Output the data below in full, byte for byte. Nothing may differ.
——————
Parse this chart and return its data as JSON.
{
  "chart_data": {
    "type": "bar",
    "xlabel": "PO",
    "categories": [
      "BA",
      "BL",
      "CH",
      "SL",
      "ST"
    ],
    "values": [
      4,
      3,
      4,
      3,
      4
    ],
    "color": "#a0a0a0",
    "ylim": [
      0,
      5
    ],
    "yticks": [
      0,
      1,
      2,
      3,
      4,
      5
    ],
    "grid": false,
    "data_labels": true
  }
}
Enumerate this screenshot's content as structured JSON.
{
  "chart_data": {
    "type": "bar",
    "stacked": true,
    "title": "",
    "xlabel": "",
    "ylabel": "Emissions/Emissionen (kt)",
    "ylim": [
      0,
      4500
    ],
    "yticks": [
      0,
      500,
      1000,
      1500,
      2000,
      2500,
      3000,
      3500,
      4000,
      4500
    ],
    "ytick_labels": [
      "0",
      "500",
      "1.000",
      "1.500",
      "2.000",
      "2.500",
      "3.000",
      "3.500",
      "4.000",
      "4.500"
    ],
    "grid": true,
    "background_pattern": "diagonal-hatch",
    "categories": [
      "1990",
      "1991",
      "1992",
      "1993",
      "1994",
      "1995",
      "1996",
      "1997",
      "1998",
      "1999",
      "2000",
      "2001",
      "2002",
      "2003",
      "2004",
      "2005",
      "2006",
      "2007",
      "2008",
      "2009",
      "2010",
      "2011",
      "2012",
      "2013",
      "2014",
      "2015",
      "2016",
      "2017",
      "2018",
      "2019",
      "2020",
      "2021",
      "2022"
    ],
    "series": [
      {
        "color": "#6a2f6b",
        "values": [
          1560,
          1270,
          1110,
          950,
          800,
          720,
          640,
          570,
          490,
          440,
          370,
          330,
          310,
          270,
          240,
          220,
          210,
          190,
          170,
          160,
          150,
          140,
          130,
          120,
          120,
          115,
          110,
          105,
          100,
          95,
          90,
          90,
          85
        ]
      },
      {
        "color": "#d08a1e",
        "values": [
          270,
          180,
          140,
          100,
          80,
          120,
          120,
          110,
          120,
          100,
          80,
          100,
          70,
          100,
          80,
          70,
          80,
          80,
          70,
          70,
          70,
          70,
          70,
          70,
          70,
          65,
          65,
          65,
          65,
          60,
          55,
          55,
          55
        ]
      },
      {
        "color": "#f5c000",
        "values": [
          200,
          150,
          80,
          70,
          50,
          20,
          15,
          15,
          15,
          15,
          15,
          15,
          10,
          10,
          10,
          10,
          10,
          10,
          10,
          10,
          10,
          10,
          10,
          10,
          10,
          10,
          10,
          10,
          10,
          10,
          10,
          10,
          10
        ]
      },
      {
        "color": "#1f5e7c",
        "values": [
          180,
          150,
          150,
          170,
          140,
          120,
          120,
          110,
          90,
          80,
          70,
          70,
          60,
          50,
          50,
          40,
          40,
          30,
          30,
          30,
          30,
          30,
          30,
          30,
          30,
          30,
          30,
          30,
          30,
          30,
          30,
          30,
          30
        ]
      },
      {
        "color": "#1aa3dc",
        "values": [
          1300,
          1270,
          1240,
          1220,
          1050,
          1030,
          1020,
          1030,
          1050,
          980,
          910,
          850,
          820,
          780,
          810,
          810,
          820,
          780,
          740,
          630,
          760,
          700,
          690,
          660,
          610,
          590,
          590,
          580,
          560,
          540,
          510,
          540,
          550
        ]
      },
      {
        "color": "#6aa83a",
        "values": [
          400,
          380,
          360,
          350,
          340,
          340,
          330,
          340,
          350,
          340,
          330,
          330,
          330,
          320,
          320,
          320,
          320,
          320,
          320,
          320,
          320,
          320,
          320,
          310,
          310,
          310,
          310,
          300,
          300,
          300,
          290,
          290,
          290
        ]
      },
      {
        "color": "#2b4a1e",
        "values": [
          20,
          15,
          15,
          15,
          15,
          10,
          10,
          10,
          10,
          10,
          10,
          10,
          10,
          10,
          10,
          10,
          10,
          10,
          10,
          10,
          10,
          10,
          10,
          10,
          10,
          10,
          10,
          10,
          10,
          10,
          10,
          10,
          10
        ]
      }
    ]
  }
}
——————
RESPONSE TO THIS EXERCISE -
Parse this chart and return its data as JSON.
{
  "chart_data": {
    "type": "bar",
    "xlabel": "PO",
    "categories": [
      "BA",
      "BL",
      "CH",
      "SL",
      "ST"
    ],
    "values": [
      4,
      3,
      4,
      3,
      4
    ],
    "color": "#a0a0a0",
    "ylim": [
      0,
      5
    ],
    "yticks": [
      0,
      1,
      2,
      3,
      4,
      5
    ],
    "grid": false,
    "data_labels": true
  }
}
Enumerate this screenshot's content as structured JSON.
{
  "chart_data": {
    "type": "bar",
    "stacked": true,
    "title": "",
    "xlabel": "",
    "ylabel": "Emissions/Emissionen (kt)",
    "ylim": [
      0,
      4500
    ],
    "yticks": [
      0,
      500,
      1000,
      1500,
      2000,
      2500,
      3000,
      3500,
      4000,
      4500
    ],
    "ytick_labels": [
      "0",
      "500",
      "1.000",
      "1.500",
      "2.000",
      "2.500",
      "3.000",
      "3.500",
      "4.000",
      "4.500"
    ],
    "grid": true,
    "background_pattern": "diagonal-hatch",
    "categories": [
      "1990",
      "1991",
      "1992",
      "1993",
      "1994",
      "1995",
      "1996",
      "1997",
      "1998",
      "1999",
      "2000",
      "2001",
      "2002",
      "2003",
      "2004",
      "2005",
      "2006",
      "2007",
      "2008",
      "2009",
      "2010",
      "2011",
      "2012",
      "2013",
      "2014",
      "2015",
      "2016",
      "2017",
      "2018",
      "2019",
      "2020",
      "2021",
      "2022"
    ],
    "series": [
      {
        "color": "#6a2f6b",
        "values": [
          1560,
          1270,
          1110,
          950,
          800,
          720,
          640,
          570,
          490,
          440,
          370,
          330,
          310,
          270,
          240,
          220,
          210,
          190,
          170,
          160,
          150,
          140,
          130,
          120,
          120,
          115,
          110,
          105,
          100,
          95,
          90,
          90,
          85
        ]
      },
      {
        "color": "#d08a1e",
        "values": [
          270,
          180,
          140,
          100,
          80,
          120,
          120,
          110,
          120,
          100,
          80,
          100,
          70,
          100,
          80,
          70,
          80,
          80,
          70,
          70,
          70,
          70,
          70,
          70,
          70,
          65,
          65,
          65,
          65,
          60,
          55,
          55,
          55
        ]
      },
      {
        "color": "#f5c000",
        "values": [
          200,
          150,
          80,
          70,
          50,
          20,
          15,
          15,
          15,
          15,
          15,
          15,
          10,
          10,
          10,
          10,
          10,
          10,
          10,
          10,
          10,
          10,
          10,
          10,
          10,
          10,
          10,
          10,
          10,
          10,
          10,
          10,
          10
        ]
      },
      {
        "color": "#1f5e7c",
        "values": [
          180,
          150,
          150,
          170,
          140,
          120,
          120,
          110,
          90,
          80,
          70,
          70,
          60,
          50,
          50,
          40,
          40,
          30,
          30,
          30,
          30,
          30,
          30,
          30,
          30,
          30,
          30,
          30,
          30,
          30,
          30,
          30,
          30
        ]
      },
      {
        "color": "#1aa3dc",
        "values": [
          1300,
          1270,
          1240,
          1220,
          1050,
          1030,
          1020,
          1030,
          1050,
          980,
          910,
          850,
          820,
          780,
          810,
          810,
          820,
          780,
          740,
          630,
          760,
          700,
          690,
          660,
          610,
          590,
          590,
          580,
          560,
          540,
          510,
          540,
          550
        ]
      },
      {
        "color": "#6aa83a",
        "values": [
          400,
          380,
          360,
          350,
          340,
          340,
          330,
          340,
          350,
          340,
          330,
          330,
          330,
          320,
          320,
          320,
          320,
          320,
          320,
          320,
          320,
          320,
          320,
          310,
          310,
          310,
          310,
          300,
          300,
          300,
          290,
          290,
          290
        ]
      },
      {
        "color": "#2b4a1e",
        "values": [
          20,
          15,
          15,
          15,
          15,
          10,
          10,
          10,
          10,
          10,
          10,
          10,
          10,
          10,
          10,
          10,
          10,
          10,
          10,
          10,
          10,
          10,
          10,
          10,
          10,
          10,
          10,
          10,
          10,
          10,
          10,
          10,
          10
        ]
      }
    ]
  }
}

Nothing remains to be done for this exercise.